Do this.
Examine the entries below, count the lines holding the string "čidlo", and respond with the number only.

Exercise input.
start

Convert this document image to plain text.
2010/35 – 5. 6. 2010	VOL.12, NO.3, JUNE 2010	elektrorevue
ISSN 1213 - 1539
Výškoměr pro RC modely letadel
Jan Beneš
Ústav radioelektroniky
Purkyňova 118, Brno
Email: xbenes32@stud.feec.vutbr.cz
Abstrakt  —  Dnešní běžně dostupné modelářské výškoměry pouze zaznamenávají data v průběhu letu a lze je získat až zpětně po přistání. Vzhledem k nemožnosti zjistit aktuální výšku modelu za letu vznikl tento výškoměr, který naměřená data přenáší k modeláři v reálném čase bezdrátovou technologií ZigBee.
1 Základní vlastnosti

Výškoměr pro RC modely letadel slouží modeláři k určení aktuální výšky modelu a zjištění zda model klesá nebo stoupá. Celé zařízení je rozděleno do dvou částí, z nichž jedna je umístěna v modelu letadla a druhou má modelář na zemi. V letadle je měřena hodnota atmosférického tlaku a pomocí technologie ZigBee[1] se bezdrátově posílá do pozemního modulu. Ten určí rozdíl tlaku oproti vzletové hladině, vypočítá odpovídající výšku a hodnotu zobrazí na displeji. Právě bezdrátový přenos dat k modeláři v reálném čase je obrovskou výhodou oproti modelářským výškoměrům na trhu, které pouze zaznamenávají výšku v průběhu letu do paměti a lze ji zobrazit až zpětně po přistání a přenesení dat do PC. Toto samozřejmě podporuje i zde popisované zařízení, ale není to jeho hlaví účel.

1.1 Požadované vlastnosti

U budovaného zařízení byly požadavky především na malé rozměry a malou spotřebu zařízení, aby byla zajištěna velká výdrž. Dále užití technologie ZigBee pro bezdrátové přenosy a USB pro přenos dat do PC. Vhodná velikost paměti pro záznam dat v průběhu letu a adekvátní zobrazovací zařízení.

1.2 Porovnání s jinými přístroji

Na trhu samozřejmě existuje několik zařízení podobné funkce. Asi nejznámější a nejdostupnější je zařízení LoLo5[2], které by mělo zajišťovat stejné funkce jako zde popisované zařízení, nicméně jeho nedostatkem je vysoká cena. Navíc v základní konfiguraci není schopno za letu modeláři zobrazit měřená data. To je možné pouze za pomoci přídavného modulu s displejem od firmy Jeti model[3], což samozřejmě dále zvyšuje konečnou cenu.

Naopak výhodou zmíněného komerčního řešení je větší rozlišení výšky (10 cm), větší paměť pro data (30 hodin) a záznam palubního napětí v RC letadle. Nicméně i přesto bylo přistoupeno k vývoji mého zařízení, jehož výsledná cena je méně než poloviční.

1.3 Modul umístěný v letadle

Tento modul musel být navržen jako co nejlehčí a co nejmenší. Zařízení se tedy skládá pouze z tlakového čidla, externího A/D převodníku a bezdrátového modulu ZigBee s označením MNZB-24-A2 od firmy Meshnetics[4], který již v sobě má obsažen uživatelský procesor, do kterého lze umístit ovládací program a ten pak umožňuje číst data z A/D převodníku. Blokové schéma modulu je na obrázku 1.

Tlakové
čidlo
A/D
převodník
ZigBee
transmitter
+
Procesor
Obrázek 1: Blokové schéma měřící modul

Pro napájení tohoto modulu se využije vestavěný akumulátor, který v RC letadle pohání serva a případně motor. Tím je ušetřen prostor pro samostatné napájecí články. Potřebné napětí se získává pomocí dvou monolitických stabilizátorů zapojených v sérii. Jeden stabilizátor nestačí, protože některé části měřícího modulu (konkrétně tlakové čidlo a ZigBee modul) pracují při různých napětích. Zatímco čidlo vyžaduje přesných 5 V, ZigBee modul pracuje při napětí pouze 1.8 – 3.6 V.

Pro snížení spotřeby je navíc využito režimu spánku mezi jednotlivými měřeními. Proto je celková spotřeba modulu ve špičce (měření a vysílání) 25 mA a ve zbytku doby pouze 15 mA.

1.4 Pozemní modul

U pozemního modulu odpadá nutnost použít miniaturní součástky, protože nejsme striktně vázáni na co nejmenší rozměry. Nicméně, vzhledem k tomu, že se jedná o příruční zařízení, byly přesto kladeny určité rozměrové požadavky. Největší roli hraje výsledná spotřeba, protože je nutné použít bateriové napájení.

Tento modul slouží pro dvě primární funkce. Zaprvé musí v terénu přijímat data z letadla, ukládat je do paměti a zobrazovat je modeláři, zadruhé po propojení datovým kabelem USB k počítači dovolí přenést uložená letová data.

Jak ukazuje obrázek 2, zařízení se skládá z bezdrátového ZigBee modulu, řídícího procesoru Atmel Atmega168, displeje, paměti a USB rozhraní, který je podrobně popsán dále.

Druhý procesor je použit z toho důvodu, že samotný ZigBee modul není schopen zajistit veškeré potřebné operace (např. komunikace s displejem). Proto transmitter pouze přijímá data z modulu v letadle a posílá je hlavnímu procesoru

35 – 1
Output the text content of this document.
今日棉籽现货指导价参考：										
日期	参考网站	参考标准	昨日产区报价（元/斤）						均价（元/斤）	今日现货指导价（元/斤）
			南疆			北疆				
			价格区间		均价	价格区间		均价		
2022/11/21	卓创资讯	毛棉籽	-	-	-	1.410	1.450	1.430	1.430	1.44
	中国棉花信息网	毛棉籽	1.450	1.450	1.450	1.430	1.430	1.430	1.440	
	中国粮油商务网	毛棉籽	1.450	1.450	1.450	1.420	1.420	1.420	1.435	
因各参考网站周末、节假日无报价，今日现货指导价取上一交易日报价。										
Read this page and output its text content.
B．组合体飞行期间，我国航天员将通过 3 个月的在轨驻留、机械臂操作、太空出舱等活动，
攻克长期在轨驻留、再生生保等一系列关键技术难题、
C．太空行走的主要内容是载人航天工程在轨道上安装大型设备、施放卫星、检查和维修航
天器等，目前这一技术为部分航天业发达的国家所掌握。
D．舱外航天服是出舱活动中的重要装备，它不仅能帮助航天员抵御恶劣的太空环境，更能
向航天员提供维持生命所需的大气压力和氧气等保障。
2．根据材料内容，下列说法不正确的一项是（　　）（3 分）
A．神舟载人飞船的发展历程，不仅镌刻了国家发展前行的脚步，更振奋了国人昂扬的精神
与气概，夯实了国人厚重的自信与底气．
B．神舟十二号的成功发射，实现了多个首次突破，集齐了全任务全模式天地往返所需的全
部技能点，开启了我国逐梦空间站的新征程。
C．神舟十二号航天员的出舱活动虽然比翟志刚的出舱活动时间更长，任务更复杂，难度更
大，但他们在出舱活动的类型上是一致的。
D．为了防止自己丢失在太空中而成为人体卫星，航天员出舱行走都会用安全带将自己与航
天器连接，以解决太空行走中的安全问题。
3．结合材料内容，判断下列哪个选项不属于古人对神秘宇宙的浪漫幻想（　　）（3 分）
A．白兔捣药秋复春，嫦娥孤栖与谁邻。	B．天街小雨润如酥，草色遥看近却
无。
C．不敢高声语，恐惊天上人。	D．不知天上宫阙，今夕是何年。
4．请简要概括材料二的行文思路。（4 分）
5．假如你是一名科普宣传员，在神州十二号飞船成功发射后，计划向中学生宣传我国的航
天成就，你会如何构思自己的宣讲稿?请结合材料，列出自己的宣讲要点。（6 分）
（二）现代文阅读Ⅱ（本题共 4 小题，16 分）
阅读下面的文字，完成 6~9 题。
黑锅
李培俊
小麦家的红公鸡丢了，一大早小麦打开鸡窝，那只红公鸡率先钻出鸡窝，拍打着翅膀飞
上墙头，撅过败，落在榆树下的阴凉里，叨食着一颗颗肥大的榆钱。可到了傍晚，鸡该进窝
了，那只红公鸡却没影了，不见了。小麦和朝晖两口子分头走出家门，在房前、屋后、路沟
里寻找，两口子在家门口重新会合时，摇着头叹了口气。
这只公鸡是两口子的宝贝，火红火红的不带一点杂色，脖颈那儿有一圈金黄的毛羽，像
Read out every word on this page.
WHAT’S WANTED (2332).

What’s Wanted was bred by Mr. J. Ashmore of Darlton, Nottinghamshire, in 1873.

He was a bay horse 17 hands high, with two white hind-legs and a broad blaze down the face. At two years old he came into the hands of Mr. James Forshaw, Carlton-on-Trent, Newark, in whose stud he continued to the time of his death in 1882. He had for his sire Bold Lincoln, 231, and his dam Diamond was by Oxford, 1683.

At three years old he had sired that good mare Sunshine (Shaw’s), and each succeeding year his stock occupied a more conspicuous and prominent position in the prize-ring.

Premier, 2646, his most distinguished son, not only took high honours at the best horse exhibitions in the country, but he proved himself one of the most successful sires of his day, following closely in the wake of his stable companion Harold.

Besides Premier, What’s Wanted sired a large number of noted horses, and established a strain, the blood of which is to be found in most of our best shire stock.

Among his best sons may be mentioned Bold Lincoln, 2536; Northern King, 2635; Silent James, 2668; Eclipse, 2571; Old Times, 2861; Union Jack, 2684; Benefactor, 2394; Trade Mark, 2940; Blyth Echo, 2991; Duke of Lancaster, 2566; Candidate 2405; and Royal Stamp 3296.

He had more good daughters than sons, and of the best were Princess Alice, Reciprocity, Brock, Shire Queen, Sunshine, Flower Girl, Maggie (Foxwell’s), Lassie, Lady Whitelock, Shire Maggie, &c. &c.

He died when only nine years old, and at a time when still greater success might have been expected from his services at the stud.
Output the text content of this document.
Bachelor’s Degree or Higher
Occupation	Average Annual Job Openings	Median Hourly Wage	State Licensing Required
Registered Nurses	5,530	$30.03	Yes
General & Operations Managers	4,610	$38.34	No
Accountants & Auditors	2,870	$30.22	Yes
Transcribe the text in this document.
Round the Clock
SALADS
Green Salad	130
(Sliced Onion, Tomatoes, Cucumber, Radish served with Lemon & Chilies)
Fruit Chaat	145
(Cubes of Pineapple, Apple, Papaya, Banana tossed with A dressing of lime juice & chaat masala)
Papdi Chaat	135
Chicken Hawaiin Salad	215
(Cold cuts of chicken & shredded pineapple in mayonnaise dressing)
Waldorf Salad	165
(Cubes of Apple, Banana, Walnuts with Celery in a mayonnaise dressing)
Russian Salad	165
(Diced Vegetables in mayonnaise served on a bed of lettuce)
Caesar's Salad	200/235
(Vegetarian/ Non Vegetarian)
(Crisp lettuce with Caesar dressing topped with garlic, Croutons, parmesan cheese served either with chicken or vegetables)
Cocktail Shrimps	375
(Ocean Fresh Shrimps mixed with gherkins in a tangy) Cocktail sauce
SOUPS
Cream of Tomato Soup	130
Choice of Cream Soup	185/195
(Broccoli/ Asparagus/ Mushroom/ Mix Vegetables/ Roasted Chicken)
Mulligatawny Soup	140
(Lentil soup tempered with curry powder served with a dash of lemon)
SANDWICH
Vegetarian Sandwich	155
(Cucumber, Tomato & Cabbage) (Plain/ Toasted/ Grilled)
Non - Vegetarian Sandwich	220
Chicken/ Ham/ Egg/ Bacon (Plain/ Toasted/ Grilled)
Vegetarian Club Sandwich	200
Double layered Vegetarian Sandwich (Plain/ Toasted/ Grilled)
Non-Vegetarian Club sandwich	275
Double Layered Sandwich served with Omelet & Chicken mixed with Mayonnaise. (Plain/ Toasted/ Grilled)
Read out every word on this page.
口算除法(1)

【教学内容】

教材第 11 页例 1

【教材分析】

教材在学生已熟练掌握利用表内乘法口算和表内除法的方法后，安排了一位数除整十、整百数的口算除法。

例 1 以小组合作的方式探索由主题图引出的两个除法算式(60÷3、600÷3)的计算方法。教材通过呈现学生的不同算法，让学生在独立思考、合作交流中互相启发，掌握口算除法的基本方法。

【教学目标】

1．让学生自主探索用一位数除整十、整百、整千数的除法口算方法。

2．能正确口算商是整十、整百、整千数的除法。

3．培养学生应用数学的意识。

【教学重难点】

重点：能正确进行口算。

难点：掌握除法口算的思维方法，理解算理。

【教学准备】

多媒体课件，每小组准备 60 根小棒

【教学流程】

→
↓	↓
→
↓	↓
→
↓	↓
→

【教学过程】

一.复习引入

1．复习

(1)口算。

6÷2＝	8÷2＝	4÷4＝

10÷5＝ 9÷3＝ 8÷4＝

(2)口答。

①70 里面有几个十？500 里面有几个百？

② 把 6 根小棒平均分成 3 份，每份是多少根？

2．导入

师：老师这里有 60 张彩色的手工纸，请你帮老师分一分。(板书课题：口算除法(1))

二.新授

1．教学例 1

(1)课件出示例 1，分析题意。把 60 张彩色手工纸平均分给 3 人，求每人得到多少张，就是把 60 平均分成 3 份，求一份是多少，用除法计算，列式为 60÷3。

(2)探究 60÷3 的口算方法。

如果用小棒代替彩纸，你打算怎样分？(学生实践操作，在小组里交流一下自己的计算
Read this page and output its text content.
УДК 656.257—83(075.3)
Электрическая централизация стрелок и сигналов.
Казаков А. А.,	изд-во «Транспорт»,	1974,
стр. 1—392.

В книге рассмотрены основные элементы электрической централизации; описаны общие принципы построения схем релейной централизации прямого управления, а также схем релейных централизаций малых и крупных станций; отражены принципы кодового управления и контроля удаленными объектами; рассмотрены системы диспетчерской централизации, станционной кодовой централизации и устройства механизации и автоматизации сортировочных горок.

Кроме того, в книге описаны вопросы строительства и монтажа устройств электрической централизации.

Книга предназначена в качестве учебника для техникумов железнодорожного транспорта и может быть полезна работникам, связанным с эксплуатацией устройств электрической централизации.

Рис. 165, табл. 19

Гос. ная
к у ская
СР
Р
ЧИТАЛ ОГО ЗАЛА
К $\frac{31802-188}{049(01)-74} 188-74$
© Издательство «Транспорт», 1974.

end

Reply.
2